## CHALLENGE:
The records below need retyping in full; give them again exactly.

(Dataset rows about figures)
** begin **
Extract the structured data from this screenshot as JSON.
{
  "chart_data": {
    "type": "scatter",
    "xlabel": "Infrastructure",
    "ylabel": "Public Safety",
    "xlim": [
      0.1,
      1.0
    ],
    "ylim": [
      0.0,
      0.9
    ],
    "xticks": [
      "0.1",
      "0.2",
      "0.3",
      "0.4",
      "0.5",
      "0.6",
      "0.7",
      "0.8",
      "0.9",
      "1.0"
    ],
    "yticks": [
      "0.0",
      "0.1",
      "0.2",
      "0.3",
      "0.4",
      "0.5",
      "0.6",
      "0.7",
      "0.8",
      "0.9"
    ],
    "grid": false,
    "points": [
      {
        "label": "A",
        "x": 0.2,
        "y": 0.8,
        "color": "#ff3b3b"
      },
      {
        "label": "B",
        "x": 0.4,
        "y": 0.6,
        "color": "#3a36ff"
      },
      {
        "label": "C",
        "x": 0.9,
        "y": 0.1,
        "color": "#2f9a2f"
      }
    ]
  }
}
** end **
## RESPONSE TO THE TASK:
Extract the structured data from this screenshot as JSON.
{
  "chart_data": {
    "type": "scatter",
    "xlabel": "Infrastructure",
    "ylabel": "Public Safety",
    "xlim": [
      0.1,
      1.0
    ],
    "ylim": [
      0.0,
      0.9
    ],
    "xticks": [
      "0.1",
      "0.2",
      "0.3",
      "0.4",
      "0.5",
      "0.6",
      "0.7",
      "0.8",
      "0.9",
      "1.0"
    ],
    "yticks": [
      "0.0",
      "0.1",
      "0.2",
      "0.3",
      "0.4",
      "0.5",
      "0.6",
      "0.7",
      "0.8",
      "0.9"
    ],
    "grid": false,
    "points": [
      {
        "label": "A",
        "x": 0.2,
        "y": 0.8,
        "color": "#ff3b3b"
      },
      {
        "label": "B",
        "x": 0.4,
        "y": 0.6,
        "color": "#3a36ff"
      },
      {
        "label": "C",
        "x": 0.9,
        "y": 0.1,
        "color": "#2f9a2f"
      }
    ]
  }
}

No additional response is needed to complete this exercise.